• [Exercise requirements]: Give back the full material, exactly as it reads.

>> BEGIN

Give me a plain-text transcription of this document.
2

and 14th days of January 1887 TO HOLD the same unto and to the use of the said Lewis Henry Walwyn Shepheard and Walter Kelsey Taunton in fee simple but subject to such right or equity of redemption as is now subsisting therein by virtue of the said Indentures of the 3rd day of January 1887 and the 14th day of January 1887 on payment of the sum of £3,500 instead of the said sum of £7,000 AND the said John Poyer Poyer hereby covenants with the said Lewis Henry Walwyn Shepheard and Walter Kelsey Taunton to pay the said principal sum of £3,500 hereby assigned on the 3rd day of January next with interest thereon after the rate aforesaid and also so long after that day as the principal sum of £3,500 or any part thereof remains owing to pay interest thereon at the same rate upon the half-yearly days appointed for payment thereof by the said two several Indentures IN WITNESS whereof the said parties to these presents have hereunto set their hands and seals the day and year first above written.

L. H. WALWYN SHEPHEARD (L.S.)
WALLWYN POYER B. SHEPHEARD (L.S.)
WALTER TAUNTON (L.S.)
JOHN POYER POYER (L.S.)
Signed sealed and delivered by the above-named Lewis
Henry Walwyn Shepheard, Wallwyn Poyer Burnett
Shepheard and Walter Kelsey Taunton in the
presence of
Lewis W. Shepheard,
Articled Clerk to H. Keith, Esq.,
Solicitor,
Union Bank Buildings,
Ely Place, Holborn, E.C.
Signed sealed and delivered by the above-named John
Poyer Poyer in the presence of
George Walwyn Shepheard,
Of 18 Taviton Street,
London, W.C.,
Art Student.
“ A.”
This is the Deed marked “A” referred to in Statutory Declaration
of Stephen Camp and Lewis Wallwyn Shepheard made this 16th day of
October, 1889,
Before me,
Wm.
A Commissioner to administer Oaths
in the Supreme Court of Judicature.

>> END

• [Solution for this task]:
Give me a plain-text transcription of this document.
2

and 14th days of January 1887 TO HOLD the same unto and to the use of the said Lewis Henry Walwyn Shepheard and Walter Kelsey Taunton in fee simple but subject to such right or equity of redemption as is now subsisting therein by virtue of the said Indentures of the 3rd day of January 1887 and the 14th day of January 1887 on payment of the sum of £3,500 instead of the said sum of £7,000 AND the said John Poyer Poyer hereby covenants with the said Lewis Henry Walwyn Shepheard and Walter Kelsey Taunton to pay the said principal sum of £3,500 hereby assigned on the 3rd day of January next with interest thereon after the rate aforesaid and also so long after that day as the principal sum of £3,500 or any part thereof remains owing to pay interest thereon at the same rate upon the half-yearly days appointed for payment thereof by the said two several Indentures IN WITNESS whereof the said parties to these presents have hereunto set their hands and seals the day and year first above written.

L. H. WALWYN SHEPHEARD (L.S.)
WALLWYN POYER B. SHEPHEARD (L.S.)
WALTER TAUNTON (L.S.)
JOHN POYER POYER (L.S.)
Signed sealed and delivered by the above-named Lewis
Henry Walwyn Shepheard, Wallwyn Poyer Burnett
Shepheard and Walter Kelsey Taunton in the
presence of
Lewis W. Shepheard,
Articled Clerk to H. Keith, Esq.,
Solicitor,
Union Bank Buildings,
Ely Place, Holborn, E.C.
Signed sealed and delivered by the above-named John
Poyer Poyer in the presence of
George Walwyn Shepheard,
Of 18 Taviton Street,
London, W.C.,
Art Student.
“ A.”
This is the Deed marked “A” referred to in Statutory Declaration
of Stephen Camp and Lewis Wallwyn Shepheard made this 16th day of
October, 1889,
Before me,
Wm.
A Commissioner to administer Oaths
in the Supreme Court of Judicature.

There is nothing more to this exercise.